• [Objective]: For each line below that contains the string "every", copy that line.

───── Data

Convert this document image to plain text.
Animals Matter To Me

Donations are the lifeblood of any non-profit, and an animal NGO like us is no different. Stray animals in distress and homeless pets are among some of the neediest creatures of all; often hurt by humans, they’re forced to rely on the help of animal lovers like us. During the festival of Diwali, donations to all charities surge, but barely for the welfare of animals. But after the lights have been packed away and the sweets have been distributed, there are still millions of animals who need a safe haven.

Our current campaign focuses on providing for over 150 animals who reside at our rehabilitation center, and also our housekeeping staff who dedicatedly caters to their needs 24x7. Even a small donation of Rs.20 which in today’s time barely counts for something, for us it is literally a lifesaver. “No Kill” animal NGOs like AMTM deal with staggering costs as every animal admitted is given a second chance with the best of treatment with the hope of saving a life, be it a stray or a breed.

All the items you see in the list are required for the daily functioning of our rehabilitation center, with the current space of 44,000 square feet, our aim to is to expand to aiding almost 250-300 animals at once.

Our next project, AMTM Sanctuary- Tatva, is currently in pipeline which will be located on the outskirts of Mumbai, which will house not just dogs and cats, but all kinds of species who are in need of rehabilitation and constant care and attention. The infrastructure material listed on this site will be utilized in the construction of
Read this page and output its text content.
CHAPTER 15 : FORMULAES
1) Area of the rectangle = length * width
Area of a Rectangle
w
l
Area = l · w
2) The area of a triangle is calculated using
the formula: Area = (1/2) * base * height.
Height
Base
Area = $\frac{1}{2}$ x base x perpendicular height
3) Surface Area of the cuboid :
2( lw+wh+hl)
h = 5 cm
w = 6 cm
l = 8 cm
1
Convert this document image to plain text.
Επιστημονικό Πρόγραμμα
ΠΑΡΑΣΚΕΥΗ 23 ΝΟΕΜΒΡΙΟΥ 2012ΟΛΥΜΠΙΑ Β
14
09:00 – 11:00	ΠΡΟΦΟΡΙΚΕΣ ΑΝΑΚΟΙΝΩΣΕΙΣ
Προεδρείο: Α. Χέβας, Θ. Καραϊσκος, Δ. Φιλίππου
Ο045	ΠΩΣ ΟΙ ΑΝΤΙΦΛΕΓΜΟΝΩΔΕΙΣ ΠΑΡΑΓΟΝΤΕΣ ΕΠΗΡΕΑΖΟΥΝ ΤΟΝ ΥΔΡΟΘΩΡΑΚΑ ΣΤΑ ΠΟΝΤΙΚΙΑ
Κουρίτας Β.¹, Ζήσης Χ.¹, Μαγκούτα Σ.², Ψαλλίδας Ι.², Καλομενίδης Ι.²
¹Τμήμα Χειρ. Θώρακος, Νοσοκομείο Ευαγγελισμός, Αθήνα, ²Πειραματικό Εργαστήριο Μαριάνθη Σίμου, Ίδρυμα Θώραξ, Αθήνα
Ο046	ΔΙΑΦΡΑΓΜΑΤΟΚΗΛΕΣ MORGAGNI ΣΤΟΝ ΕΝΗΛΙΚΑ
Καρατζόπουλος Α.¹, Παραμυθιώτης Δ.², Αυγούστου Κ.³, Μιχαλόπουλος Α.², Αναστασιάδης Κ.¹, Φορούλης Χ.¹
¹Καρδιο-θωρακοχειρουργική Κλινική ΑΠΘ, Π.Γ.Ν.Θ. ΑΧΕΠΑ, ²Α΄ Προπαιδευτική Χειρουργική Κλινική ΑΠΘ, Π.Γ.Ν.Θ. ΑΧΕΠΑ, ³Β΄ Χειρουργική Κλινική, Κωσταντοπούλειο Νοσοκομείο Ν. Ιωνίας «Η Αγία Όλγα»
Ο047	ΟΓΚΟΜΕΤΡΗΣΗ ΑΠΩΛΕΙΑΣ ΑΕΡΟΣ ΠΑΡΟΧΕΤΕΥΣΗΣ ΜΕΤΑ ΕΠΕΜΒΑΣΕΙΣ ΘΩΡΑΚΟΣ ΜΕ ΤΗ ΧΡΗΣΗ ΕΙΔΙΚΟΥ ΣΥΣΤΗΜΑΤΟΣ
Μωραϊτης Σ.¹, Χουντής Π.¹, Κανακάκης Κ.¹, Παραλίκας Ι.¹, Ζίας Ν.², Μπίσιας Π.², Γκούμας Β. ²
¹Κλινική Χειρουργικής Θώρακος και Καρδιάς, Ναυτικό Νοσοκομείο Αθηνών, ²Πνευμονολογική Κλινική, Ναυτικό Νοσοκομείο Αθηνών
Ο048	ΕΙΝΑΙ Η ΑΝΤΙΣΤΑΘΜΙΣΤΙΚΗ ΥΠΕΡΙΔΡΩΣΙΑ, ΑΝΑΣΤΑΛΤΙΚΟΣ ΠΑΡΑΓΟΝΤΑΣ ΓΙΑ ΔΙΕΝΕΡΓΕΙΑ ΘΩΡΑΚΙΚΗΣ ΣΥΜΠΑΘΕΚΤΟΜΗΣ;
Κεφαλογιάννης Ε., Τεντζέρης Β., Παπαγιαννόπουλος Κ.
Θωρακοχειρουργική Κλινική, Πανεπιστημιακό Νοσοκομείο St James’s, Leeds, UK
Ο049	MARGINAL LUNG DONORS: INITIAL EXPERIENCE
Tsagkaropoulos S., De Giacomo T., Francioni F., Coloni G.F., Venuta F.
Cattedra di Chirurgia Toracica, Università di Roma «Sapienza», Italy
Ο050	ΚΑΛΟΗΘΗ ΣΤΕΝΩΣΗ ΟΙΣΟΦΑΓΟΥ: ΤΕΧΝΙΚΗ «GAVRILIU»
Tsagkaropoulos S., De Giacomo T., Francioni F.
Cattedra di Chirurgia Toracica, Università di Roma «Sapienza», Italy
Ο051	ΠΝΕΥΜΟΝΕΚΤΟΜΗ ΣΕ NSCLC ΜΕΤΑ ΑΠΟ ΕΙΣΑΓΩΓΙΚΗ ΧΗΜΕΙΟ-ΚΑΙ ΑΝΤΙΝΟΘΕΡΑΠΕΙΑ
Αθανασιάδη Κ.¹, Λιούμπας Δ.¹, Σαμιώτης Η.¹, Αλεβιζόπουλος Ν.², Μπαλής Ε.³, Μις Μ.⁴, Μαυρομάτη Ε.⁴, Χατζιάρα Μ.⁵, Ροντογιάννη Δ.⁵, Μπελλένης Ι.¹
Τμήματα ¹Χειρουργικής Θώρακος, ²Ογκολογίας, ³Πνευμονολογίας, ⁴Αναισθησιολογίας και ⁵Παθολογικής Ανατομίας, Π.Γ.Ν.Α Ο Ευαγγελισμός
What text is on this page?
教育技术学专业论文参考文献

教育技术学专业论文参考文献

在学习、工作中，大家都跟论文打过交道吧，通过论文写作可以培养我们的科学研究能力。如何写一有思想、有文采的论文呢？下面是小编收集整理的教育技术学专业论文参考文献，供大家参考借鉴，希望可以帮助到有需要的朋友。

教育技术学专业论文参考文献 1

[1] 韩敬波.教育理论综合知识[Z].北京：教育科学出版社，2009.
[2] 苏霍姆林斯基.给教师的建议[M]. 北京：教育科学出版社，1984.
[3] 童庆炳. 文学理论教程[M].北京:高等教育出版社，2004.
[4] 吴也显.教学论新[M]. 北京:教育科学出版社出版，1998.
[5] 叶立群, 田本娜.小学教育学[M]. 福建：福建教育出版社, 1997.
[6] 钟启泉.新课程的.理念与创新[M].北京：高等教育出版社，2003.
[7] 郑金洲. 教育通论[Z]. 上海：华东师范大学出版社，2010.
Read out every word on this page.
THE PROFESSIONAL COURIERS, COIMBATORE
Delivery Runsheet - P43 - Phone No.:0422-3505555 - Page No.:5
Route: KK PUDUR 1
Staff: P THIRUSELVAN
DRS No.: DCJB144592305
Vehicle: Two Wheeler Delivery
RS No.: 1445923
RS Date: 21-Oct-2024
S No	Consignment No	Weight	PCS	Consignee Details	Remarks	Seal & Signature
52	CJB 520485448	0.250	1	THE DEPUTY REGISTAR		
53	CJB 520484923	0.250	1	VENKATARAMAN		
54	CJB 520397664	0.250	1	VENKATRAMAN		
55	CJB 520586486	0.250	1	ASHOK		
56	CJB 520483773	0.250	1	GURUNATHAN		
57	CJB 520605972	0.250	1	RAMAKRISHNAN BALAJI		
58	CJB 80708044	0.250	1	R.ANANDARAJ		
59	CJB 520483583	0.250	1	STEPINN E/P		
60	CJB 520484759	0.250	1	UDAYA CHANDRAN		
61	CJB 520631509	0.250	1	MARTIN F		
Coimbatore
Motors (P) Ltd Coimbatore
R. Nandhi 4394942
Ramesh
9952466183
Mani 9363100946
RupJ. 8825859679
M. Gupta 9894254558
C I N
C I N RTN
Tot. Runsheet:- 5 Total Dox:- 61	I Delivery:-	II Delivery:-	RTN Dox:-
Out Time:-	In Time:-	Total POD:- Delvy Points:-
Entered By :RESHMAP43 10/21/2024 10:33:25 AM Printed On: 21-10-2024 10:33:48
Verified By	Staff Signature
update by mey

──────────

• [Reply]:
Our current campaign focuses on providing for over 150 animals who reside at our rehabilitation center, and also our housekeeping staff who dedicatedly caters to their needs 24x7. Even a small donation of Rs.20 which in today’s time barely counts for something, for us it is literally a lifesaver. “No Kill” animal NGOs like AMTM deal with staggering costs as every animal admitted is given a second chance with the best of treatment with the hope of saving a life, be it a stray or a breed.
Read out every word on this page.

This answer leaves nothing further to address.